**Task to carry out**
Write out the data below exactly as given, without any of its pictures.
--- start Data records ---
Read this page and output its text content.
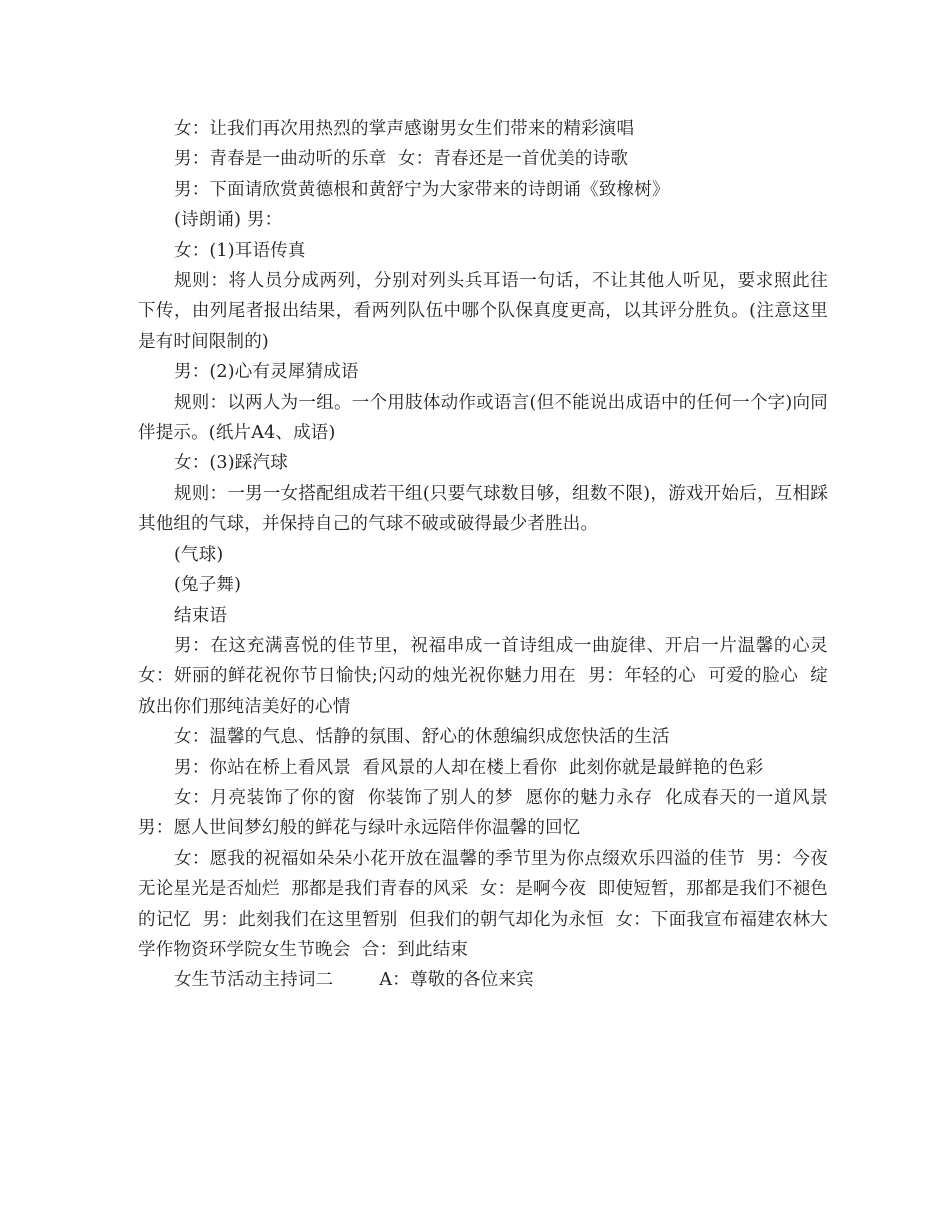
女：让我们再次用热烈的掌声感谢男女生们带来的精彩演唱

男：青春是一曲动听的乐章  女：青春还是一首优美的诗歌

男：下面请欣赏黄德根和黄舒宁为大家带来的诗朗诵《致橡树》

(诗朗诵) 男：

女：(1)耳语传真

规则：将人员分成两列，分别对列头兵耳语一句话，不让其他人听见，要求照此往下传，由列尾者报出结果，看两列队伍中哪个队保真度更高，以其评分胜负。(注意这里是有时间限制的)

男：(2)心有灵犀猜成语

规则：以两人为一组。一个用肢体动作或语言(但不能说出成语中的任何一个字)向同伴提示。(纸片A4、成语)

女：(3)踩汽球

规则：一男一女搭配组成若干组(只要气球数目够，组数不限)，游戏开始后，互相踩其他组的气球，并保持自己的气球不破或破得最少者胜出。

(气球)

(兔子舞)

结束语

男：在这充满喜悦的佳节里，祝福串成一首诗组成一曲旋律、开启一片温馨的心灵  女：妍丽的鲜花祝你节日愉快;闪动的烛光祝你魅力用在  男：年轻的心  可爱的脸心  绽放出你们那纯洁美好的心情

女：温馨的气息、恬静的氛围、舒心的休憩编织成您快活的生活

男：你站在桥上看风景  看风景的人却在楼上看你  此刻你就是最鲜艳的色彩

女：月亮装饰了你的窗  你装饰了别人的梦  愿你的魅力永存  化成春天的一道风景  男：愿人世间梦幻般的鲜花与绿叶永远陪伴你温馨的回忆

女：愿我的祝福如朵朵小花开放在温馨的季节里为你点缀欢乐四溢的佳节  男：今夜无论星光是否灿烂  那都是我们青春的风采  女：是啊今夜  即使短暂，那都是我们不褪色的记忆  男：此刻我们在这里暂别  但我们的朝气却化为永恒  女：下面我宣布福建农林大学作物资环学院女生节晚会  合：到此结束

女生节活动主持词二        A：尊敬的各位来宾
--- end Data records ---
**Answer**
Read this page and output its text content.
女：让我们再次用热烈的掌声感谢男女生们带来的精彩演唱

男：青春是一曲动听的乐章  女：青春还是一首优美的诗歌

男：下面请欣赏黄德根和黄舒宁为大家带来的诗朗诵《致橡树》

(诗朗诵) 男：

女：(1)耳语传真

规则：将人员分成两列，分别对列头兵耳语一句话，不让其他人听见，要求照此往下传，由列尾者报出结果，看两列队伍中哪个队保真度更高，以其评分胜负。(注意这里是有时间限制的)

男：(2)心有灵犀猜成语

规则：以两人为一组。一个用肢体动作或语言(但不能说出成语中的任何一个字)向同伴提示。(纸片A4、成语)

女：(3)踩汽球

规则：一男一女搭配组成若干组(只要气球数目够，组数不限)，游戏开始后，互相踩其他组的气球，并保持自己的气球不破或破得最少者胜出。

(气球)

(兔子舞)

结束语

男：在这充满喜悦的佳节里，祝福串成一首诗组成一曲旋律、开启一片温馨的心灵  女：妍丽的鲜花祝你节日愉快;闪动的烛光祝你魅力用在  男：年轻的心  可爱的脸心  绽放出你们那纯洁美好的心情

女：温馨的气息、恬静的氛围、舒心的休憩编织成您快活的生活

男：你站在桥上看风景  看风景的人却在楼上看你  此刻你就是最鲜艳的色彩

女：月亮装饰了你的窗  你装饰了别人的梦  愿你的魅力永存  化成春天的一道风景  男：愿人世间梦幻般的鲜花与绿叶永远陪伴你温馨的回忆

女：愿我的祝福如朵朵小花开放在温馨的季节里为你点缀欢乐四溢的佳节  男：今夜无论星光是否灿烂  那都是我们青春的风采  女：是啊今夜  即使短暂，那都是我们不褪色的记忆  男：此刻我们在这里暂别  但我们的朝气却化为永恒  女：下面我宣布福建农林大学作物资环学院女生节晚会  合：到此结束

女生节活动主持词二        A：尊敬的各位来宾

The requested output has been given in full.